- _Extrait du texte_:
“Construire des scénarios prospectifs, c’est structurer une réflexion sur l’avenir en situation d’incertitude”, dixit Futuribles, l’un des acteurs historiques de la prospective.
La crise sanitaire sans précédent que nous vivons en Europe et dans le monde a largement anéanti les repères que nous tous utilisions jusque-là pour nous représenter et pour faire sens de l’environnement dans lequel nous opérons. Les lignes de force, jadis structurantes, s’effacent. Une profusion de signaux faibles émergent mais les interpréter et discerner leurs conséquences potentielles s’avère incroyablement difficile.
En pratique, construire des scénarios prospectifs peut s’avérer très utile pour penser les transformations possibles du monde qui nous entoure et bâtir, dès à présent, des stratégies de résilience face à l’inédit.
Construire des scénarios prospectifs, c’est aussi s’engager volontairement dans un voyage en deux étapes. La première consiste à “monter en complexité”, en spéculant à partir des forces qui transforment le monde et en imaginant des configurations et des événements improbables, d’autant plus dérangeants qu’ils heurteront de plein fouet les modèles (tels que la croissance économique, qui sous-tend largement le système socio-économique d’un grand nombre de pays) et les réductions (à l’instar du PIB, un indicateur unique censé rendre compte à lui tout seul de la santé économique d’un pays) que les individus, les organisations et les États utilisent au quotidien pour façonner leurs décisions et leurs actions. Sans réduction, pas d’action possible.

- _Données enregistrées_:

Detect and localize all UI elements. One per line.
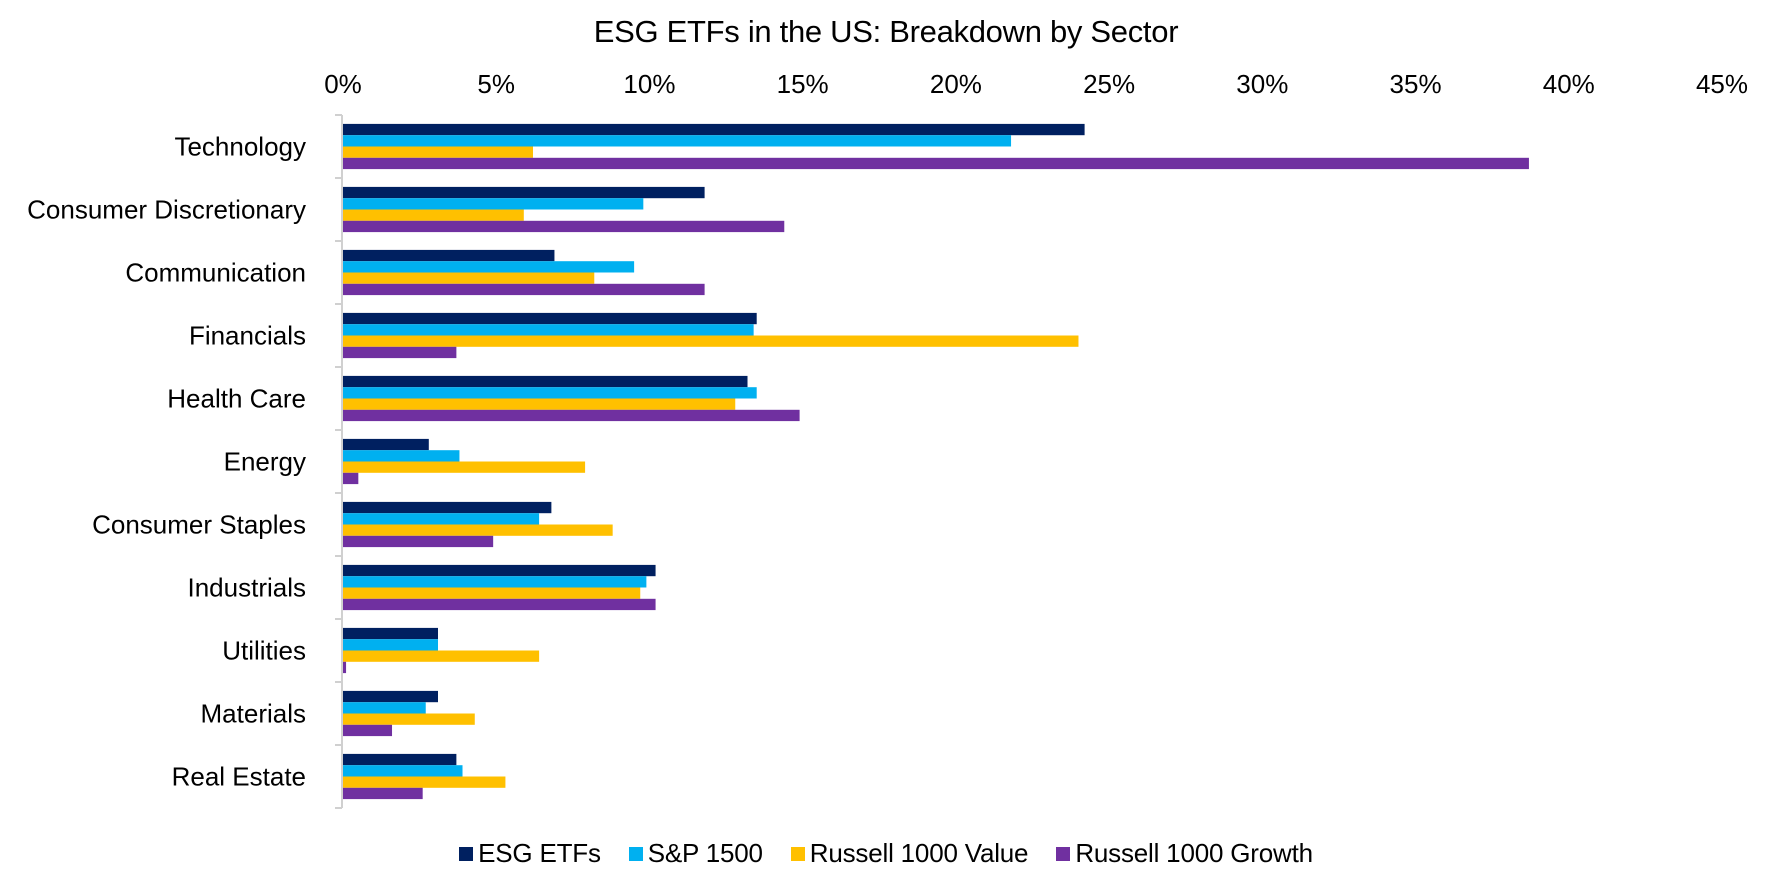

- _À faire_:
A - Répondez à chaque question d'après l'extrait sur les scénarios prospectifs, en gardant les repères (i), (ii) et (iii) :
(i) Quel acteur historique de la prospective est cité pour définir la construction de scénarios prospectifs ?
(ii) Selon l'extrait, qu'est-ce qui s'efface avec la crise sanitaire ?
(iii) Quel indicateur unique est donné en exemple de réduction ?
B - Prolongez l'extrait sur les scénarios prospectifs à partir de sa dernière phrase.

- _Résultats de l'exercice_:
A -
(i) Futuribles.
(ii) Les lignes de force, jadis structurantes.
(iii) Le PIB.

B -
La seconde étape consiste quant à elle à utiliser les futurs possibles ainsi imaginés comme autant de nouvelles paires de lunettes à travers lesquelles il devient possible de porter un regard inédit, et donc plus riche, sur le présent, le seul temps où des décisions peuvent être prises et des actions engagées.
Réussir sa montée en complexité, c’est être prêt à relever des défis.
Au cours de la première étape (celle de la montée en complexité), j’observe que bien souvent, soit par convention, soit par manque de courage (devant la nécessité d’argumenter ensuite pour soutenir les trajectoires imaginées), soit – beaucoup plus rarement – par manque d’imagination, la montée en complexité est purement et simplement inaccomplie et inopérante. Le futur imaginé ne permet pas d’enrichir la faculté de jugement de notre client. Ses décisions et ses actions resteront inchangées.
Réussir sa montée en complexité, c’est être prêt à relever des défis. En voici trois. Attention : il n’est pas question de relever systématiquement les trois défis au cours d’une démarche de prospective. Il est encore moins question de chercher à les intégrer tous les trois en même temps à l’intérieur d’un seul scénario prospectif.
Souvenons-nous que la construction de scénarios implique le plus souvent que 3 ou 4 scénarios soient produits pour permettre au client de se projeter dans autant de futurs possibles. Ne confondons pas prospective (objectif : explorer plusieurs futurs possibles) et divination (objectif : révéler le futur le plus probable).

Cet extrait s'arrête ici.